* [AIM OF THE EXERCISE]:
Can you copy every line of the data below word for word, leaving out the pictures?

* [SUPPLIED MATERIAL]:
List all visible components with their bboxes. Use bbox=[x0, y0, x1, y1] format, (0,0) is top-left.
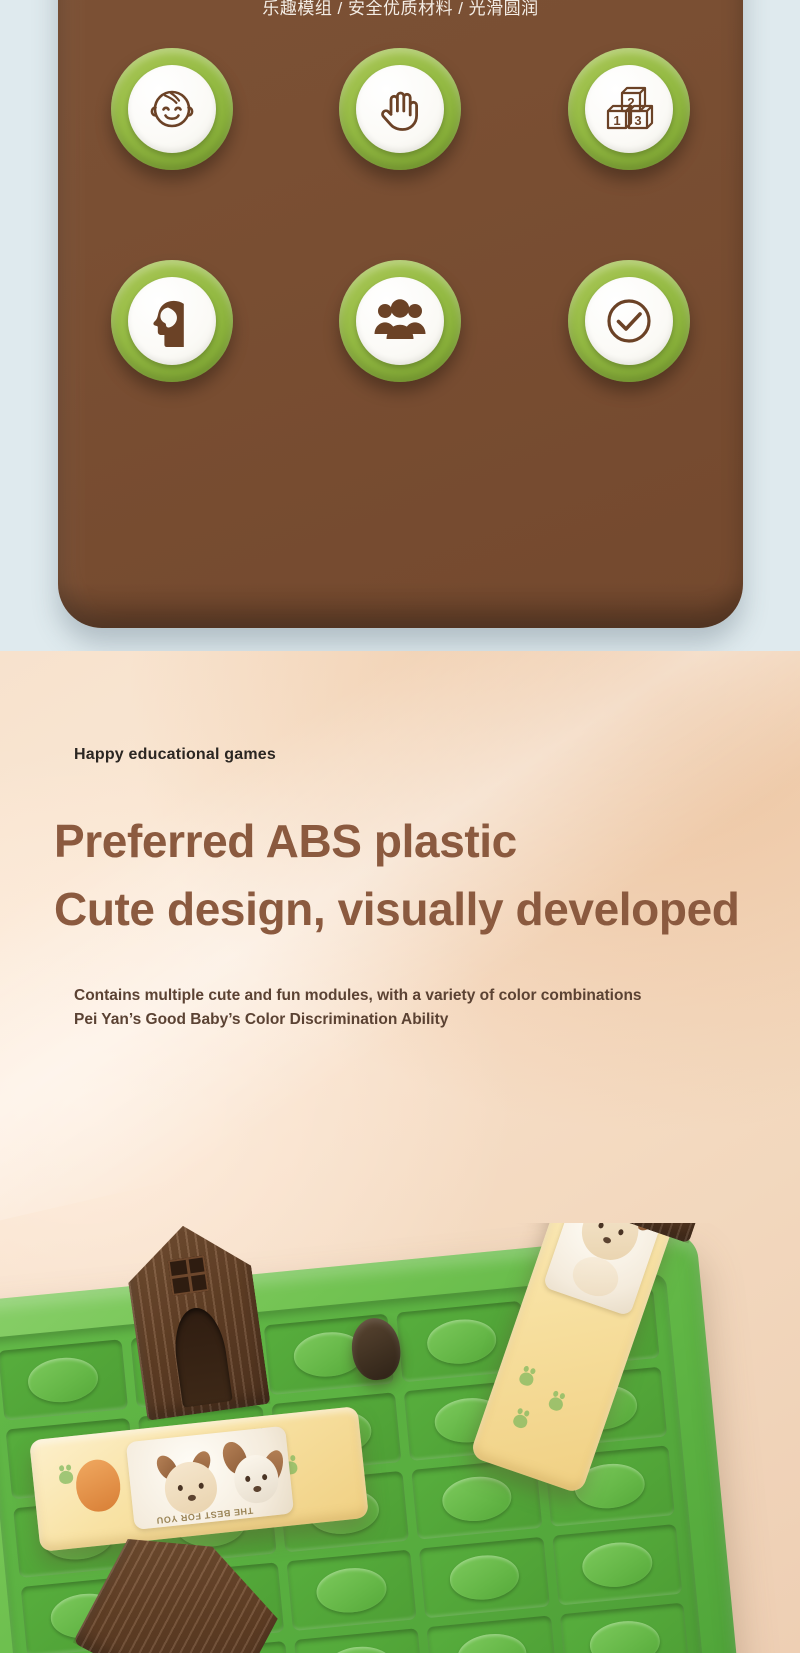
feature-badge-hand[interactable] bbox=[339, 48, 461, 170]
dog-eye-icon bbox=[245, 1476, 251, 1482]
block-number-1: 1 bbox=[613, 113, 620, 128]
product-photo: THE BEST FOR YOU bbox=[0, 1223, 800, 1653]
feature-badge-baby[interactable] bbox=[111, 48, 233, 170]
paw-print-icon bbox=[512, 1413, 529, 1430]
feature-badge-grid: 2 1 3 bbox=[58, 48, 743, 382]
baby-face-icon bbox=[145, 82, 199, 136]
badge-face: 2 1 3 bbox=[585, 65, 673, 153]
feature-badge-brain[interactable] bbox=[111, 260, 233, 382]
board-peg bbox=[580, 1540, 653, 1590]
subcopy-line-2: Pei Yan’s Good Baby’s Color Discriminati… bbox=[74, 1008, 642, 1032]
head-brain-icon bbox=[146, 294, 198, 348]
board-peg bbox=[425, 1317, 498, 1367]
board-peg bbox=[588, 1618, 661, 1653]
open-hand-icon bbox=[374, 83, 426, 135]
board-peg bbox=[455, 1631, 528, 1653]
background-sheen bbox=[0, 651, 800, 1222]
cat-sticker bbox=[74, 1457, 123, 1513]
paw-print-icon bbox=[58, 1470, 73, 1484]
block-number-3: 3 bbox=[634, 113, 641, 128]
dog-nose-icon bbox=[602, 1236, 612, 1244]
dog-nose-icon bbox=[253, 1486, 262, 1493]
dog-eye-icon bbox=[262, 1474, 268, 1480]
house-window bbox=[168, 1255, 210, 1296]
board-peg bbox=[26, 1355, 99, 1405]
board-peg bbox=[322, 1644, 395, 1653]
badge-face bbox=[585, 277, 673, 365]
board-cell bbox=[0, 1339, 128, 1421]
feature-badge-blocks[interactable]: 2 1 3 bbox=[568, 48, 690, 170]
card-tagline: 乐趣模组 / 安全优质材料 / 光滑圆润 bbox=[58, 0, 743, 19]
badge-face bbox=[356, 277, 444, 365]
board-cell bbox=[427, 1615, 558, 1653]
feature-card: 乐趣模组 / 安全优质材料 / 光滑圆润 bbox=[58, 0, 743, 628]
feature-badge-check[interactable] bbox=[568, 260, 690, 382]
product-section: Happy educational games Preferred ABS pl… bbox=[0, 651, 800, 1653]
board-peg bbox=[440, 1474, 513, 1524]
subcopy-block: Contains multiple cute and fun modules, … bbox=[74, 984, 642, 1032]
board-peg bbox=[315, 1565, 388, 1615]
dog-eye-icon bbox=[198, 1483, 204, 1489]
people-group-icon bbox=[373, 298, 427, 344]
board-peg bbox=[448, 1553, 521, 1603]
board-cell bbox=[294, 1628, 425, 1653]
board-cell bbox=[559, 1603, 690, 1653]
board-cell bbox=[419, 1537, 550, 1619]
badge-face bbox=[356, 65, 444, 153]
features-section: 乐趣模组 / 安全优质材料 / 光滑圆润 bbox=[0, 0, 800, 651]
paw-print-icon bbox=[518, 1371, 535, 1388]
board-cell bbox=[552, 1524, 683, 1606]
dog-eye-icon bbox=[618, 1229, 625, 1236]
board-cell bbox=[286, 1550, 417, 1632]
headline-line-2: Cute design, visually developed bbox=[54, 882, 739, 936]
dog-nose-icon bbox=[188, 1494, 197, 1501]
paw-print-icon bbox=[547, 1396, 564, 1413]
number-blocks-icon: 2 1 3 bbox=[602, 84, 656, 134]
dog-eye-icon bbox=[178, 1485, 184, 1491]
dog-house-top bbox=[122, 1223, 271, 1421]
eyebrow-text: Happy educational games bbox=[74, 746, 276, 764]
badge-face bbox=[128, 65, 216, 153]
block-number-2: 2 bbox=[627, 95, 634, 110]
headline-line-1: Preferred ABS plastic bbox=[54, 814, 517, 868]
subcopy-line-1: Contains multiple cute and fun modules, … bbox=[74, 984, 642, 1008]
dog-eye-icon bbox=[598, 1223, 605, 1229]
badge-face bbox=[128, 277, 216, 365]
feature-badge-group[interactable] bbox=[339, 260, 461, 382]
check-circle-icon bbox=[602, 294, 656, 348]
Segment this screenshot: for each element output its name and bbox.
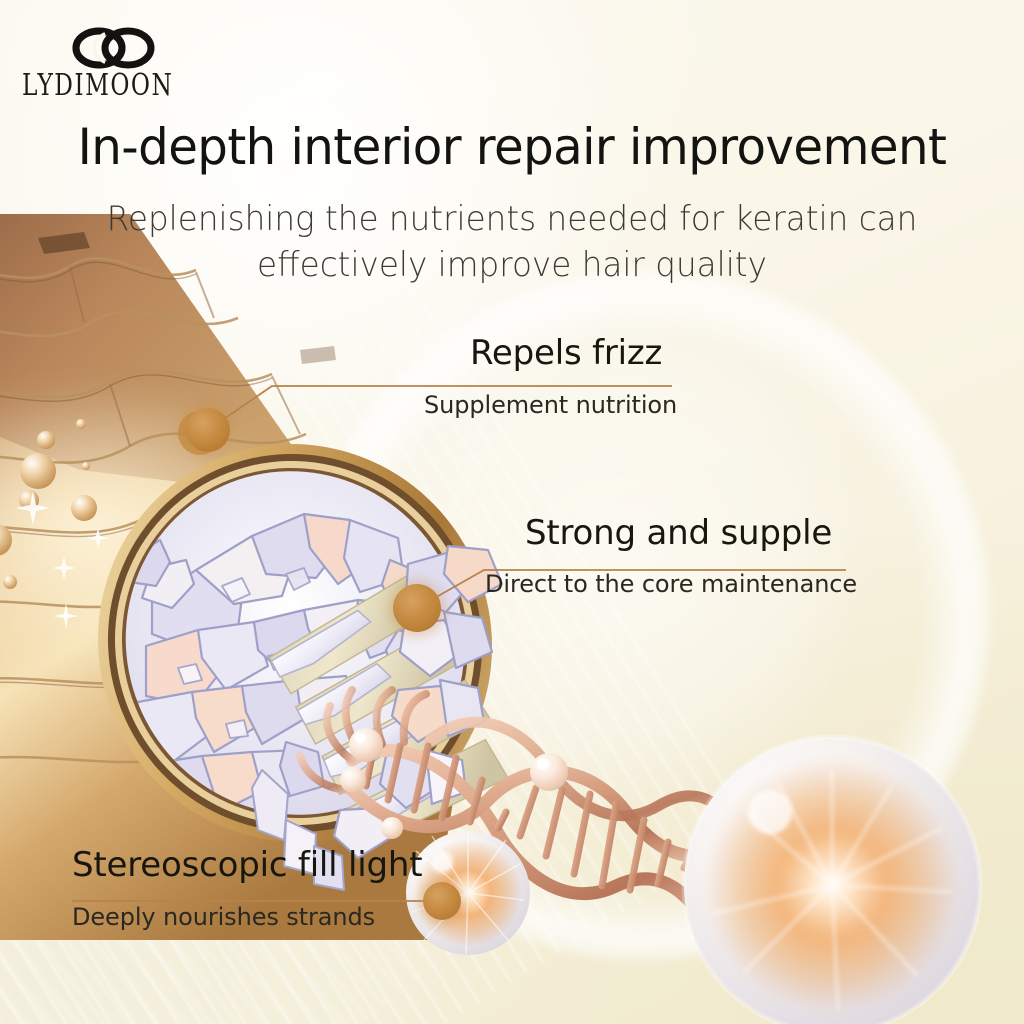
page-subtitle-line-1: Replenishing the nutrients needed for ke…	[107, 199, 918, 239]
callout-1-title: Repels frizz	[470, 333, 677, 373]
page-title: In-depth interior repair improvement	[18, 118, 1006, 176]
callout-repels-frizz: Repels frizz Supplement nutrition	[470, 333, 677, 419]
marker-dot-1	[186, 408, 230, 452]
marker-dot-3	[423, 882, 461, 920]
brand-logo: LYDIMOON	[22, 26, 222, 97]
callout-strong-and-supple: Strong and supple Direct to the core mai…	[525, 513, 857, 598]
brand-wordmark: LYDIMOON	[22, 68, 208, 102]
callout-3-subtitle: Deeply nourishes strands	[72, 903, 422, 931]
callout-stereoscopic-fill-light: Stereoscopic fill light Deeply nourishes…	[72, 845, 422, 931]
callout-2-subtitle: Direct to the core maintenance	[485, 570, 857, 598]
callout-3-title: Stereoscopic fill light	[72, 845, 422, 885]
product-info-poster: LYDIMOON In-depth interior repair improv…	[0, 0, 1024, 1024]
interlocking-rings-icon	[66, 26, 162, 70]
callout-1-subtitle: Supplement nutrition	[424, 391, 677, 419]
page-subtitle: Replenishing the nutrients needed for ke…	[20, 196, 1003, 288]
callout-2-title: Strong and supple	[525, 513, 857, 553]
marker-dot-2	[393, 584, 441, 632]
page-subtitle-line-2: effectively improve hair quality	[20, 242, 1003, 288]
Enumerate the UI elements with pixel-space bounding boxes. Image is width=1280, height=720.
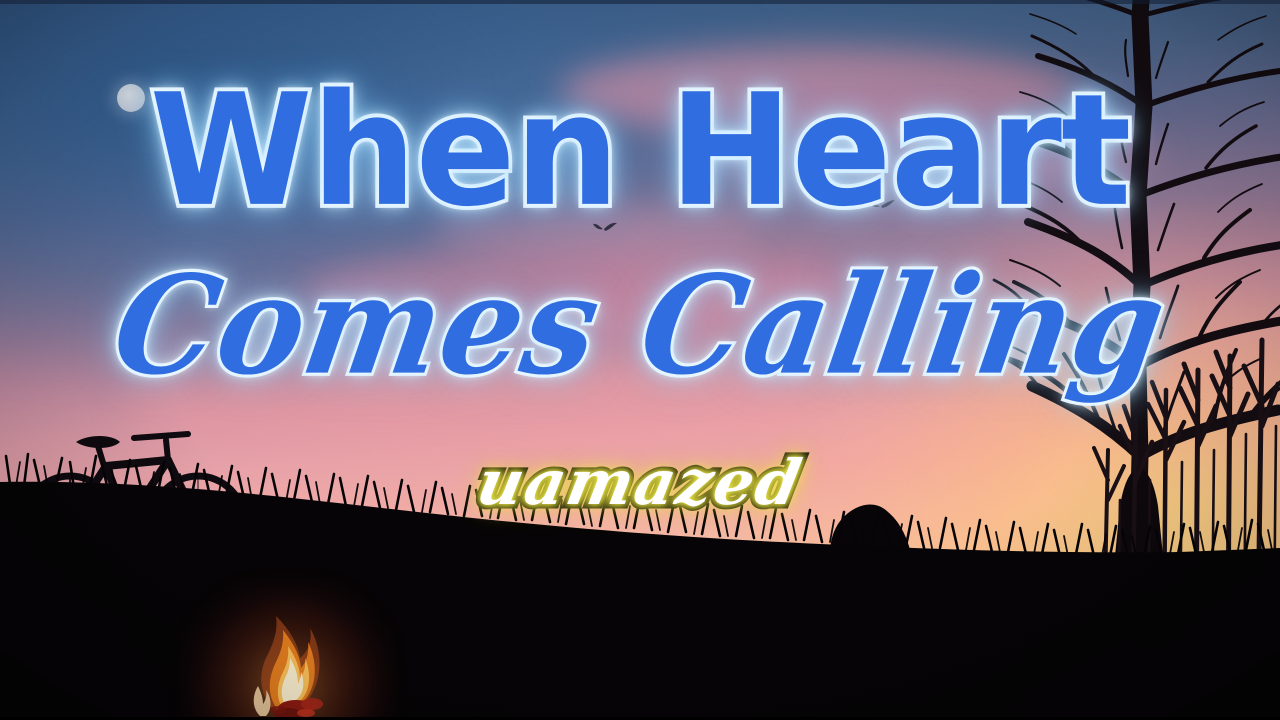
title-card: When Heart Comes Calling uamazed	[0, 0, 1280, 720]
top-letterbox-bar	[0, 0, 1280, 4]
vignette-overlay	[0, 0, 1280, 720]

* [ANSWER TO THE EXERCISE]:
List all visible components with their bboxes. Use bbox=[x0, y0, x1, y1] format, (0,0) is top-left.
feature-badge-hand[interactable] bbox=[339, 48, 461, 170]
dog-eye-icon bbox=[245, 1476, 251, 1482]
block-number-1: 1 bbox=[613, 113, 620, 128]
product-photo: THE BEST FOR YOU bbox=[0, 1223, 800, 1653]
feature-badge-baby[interactable] bbox=[111, 48, 233, 170]
paw-print-icon bbox=[512, 1413, 529, 1430]
feature-badge-grid: 2 1 3 bbox=[58, 48, 743, 382]
baby-face-icon bbox=[145, 82, 199, 136]
badge-face: 2 1 3 bbox=[585, 65, 673, 153]
feature-badge-brain[interactable] bbox=[111, 260, 233, 382]
board-peg bbox=[580, 1540, 653, 1590]
subcopy-line-2: Pei Yan’s Good Baby’s Color Discriminati… bbox=[74, 1008, 642, 1032]
head-brain-icon bbox=[146, 294, 198, 348]
board-peg bbox=[425, 1317, 498, 1367]
board-peg bbox=[588, 1618, 661, 1653]
open-hand-icon bbox=[374, 83, 426, 135]
board-peg bbox=[455, 1631, 528, 1653]
background-sheen bbox=[0, 651, 800, 1222]
cat-sticker bbox=[74, 1457, 123, 1513]
paw-print-icon bbox=[58, 1470, 73, 1484]
block-number-3: 3 bbox=[634, 113, 641, 128]
dog-nose-icon bbox=[602, 1236, 612, 1244]
dog-nose-icon bbox=[253, 1486, 262, 1493]
dog-eye-icon bbox=[262, 1474, 268, 1480]
house-window bbox=[168, 1255, 210, 1296]
board-peg bbox=[26, 1355, 99, 1405]
board-peg bbox=[322, 1644, 395, 1653]
badge-face bbox=[585, 277, 673, 365]
board-cell bbox=[0, 1339, 128, 1421]
feature-badge-blocks[interactable]: 2 1 3 bbox=[568, 48, 690, 170]
card-tagline: 乐趣模组 / 安全优质材料 / 光滑圆润 bbox=[58, 0, 743, 19]
badge-face bbox=[356, 277, 444, 365]
board-cell bbox=[427, 1615, 558, 1653]
feature-card: 乐趣模组 / 安全优质材料 / 光滑圆润 bbox=[58, 0, 743, 628]
feature-badge-check[interactable] bbox=[568, 260, 690, 382]
product-section: Happy educational games Preferred ABS pl… bbox=[0, 651, 800, 1653]
board-peg bbox=[440, 1474, 513, 1524]
subcopy-block: Contains multiple cute and fun modules, … bbox=[74, 984, 642, 1032]
board-peg bbox=[315, 1565, 388, 1615]
dog-eye-icon bbox=[198, 1483, 204, 1489]
people-group-icon bbox=[373, 298, 427, 344]
board-peg bbox=[448, 1553, 521, 1603]
board-cell bbox=[294, 1628, 425, 1653]
board-cell bbox=[559, 1603, 690, 1653]
board-cell bbox=[419, 1537, 550, 1619]
badge-face bbox=[356, 65, 444, 153]
features-section: 乐趣模组 / 安全优质材料 / 光滑圆润 bbox=[0, 0, 800, 651]
paw-print-icon bbox=[518, 1371, 535, 1388]
board-cell bbox=[552, 1524, 683, 1606]
dog-eye-icon bbox=[618, 1229, 625, 1236]
board-cell bbox=[286, 1550, 417, 1632]
headline-line-2: Cute design, visually developed bbox=[54, 882, 739, 936]
dog-nose-icon bbox=[188, 1494, 197, 1501]
paw-print-icon bbox=[547, 1396, 564, 1413]
number-blocks-icon: 2 1 3 bbox=[602, 84, 656, 134]
dog-eye-icon bbox=[178, 1485, 184, 1491]
dog-house-top bbox=[122, 1223, 271, 1421]
eyebrow-text: Happy educational games bbox=[74, 746, 276, 764]
badge-face bbox=[128, 65, 216, 153]
block-number-2: 2 bbox=[627, 95, 634, 110]
headline-line-1: Preferred ABS plastic bbox=[54, 814, 517, 868]
subcopy-line-1: Contains multiple cute and fun modules, … bbox=[74, 984, 642, 1008]
dog-eye-icon bbox=[598, 1223, 605, 1229]
badge-face bbox=[128, 277, 216, 365]
feature-badge-group[interactable] bbox=[339, 260, 461, 382]
check-circle-icon bbox=[602, 294, 656, 348]
Segment this screenshot: for each element output its name and bbox.
page-subtitle-line-1: Replenishing the nutrients needed for ke…	[107, 199, 918, 239]
callout-1-title: Repels frizz	[470, 333, 677, 373]
page-title: In-depth interior repair improvement	[18, 118, 1006, 176]
callout-repels-frizz: Repels frizz Supplement nutrition	[470, 333, 677, 419]
marker-dot-1	[186, 408, 230, 452]
marker-dot-3	[423, 882, 461, 920]
brand-logo: LYDIMOON	[22, 26, 222, 97]
callout-strong-and-supple: Strong and supple Direct to the core mai…	[525, 513, 857, 598]
brand-wordmark: LYDIMOON	[22, 68, 208, 102]
callout-3-subtitle: Deeply nourishes strands	[72, 903, 422, 931]
callout-stereoscopic-fill-light: Stereoscopic fill light Deeply nourishes…	[72, 845, 422, 931]
callout-2-subtitle: Direct to the core maintenance	[485, 570, 857, 598]
callout-3-title: Stereoscopic fill light	[72, 845, 422, 885]
product-info-poster: LYDIMOON In-depth interior repair improv…	[0, 0, 1024, 1024]
interlocking-rings-icon	[66, 26, 162, 70]
callout-1-subtitle: Supplement nutrition	[424, 391, 677, 419]
page-subtitle: Replenishing the nutrients needed for ke…	[20, 196, 1003, 288]
callout-2-title: Strong and supple	[525, 513, 857, 553]
marker-dot-2	[393, 584, 441, 632]
page-subtitle-line-2: effectively improve hair quality	[20, 242, 1003, 288]
Enumerate the UI elements with pixel-space bounding boxes. Image is width=1280, height=720.
title-card: When Heart Comes Calling uamazed	[0, 0, 1280, 720]
top-letterbox-bar	[0, 0, 1280, 4]
vignette-overlay	[0, 0, 1280, 720]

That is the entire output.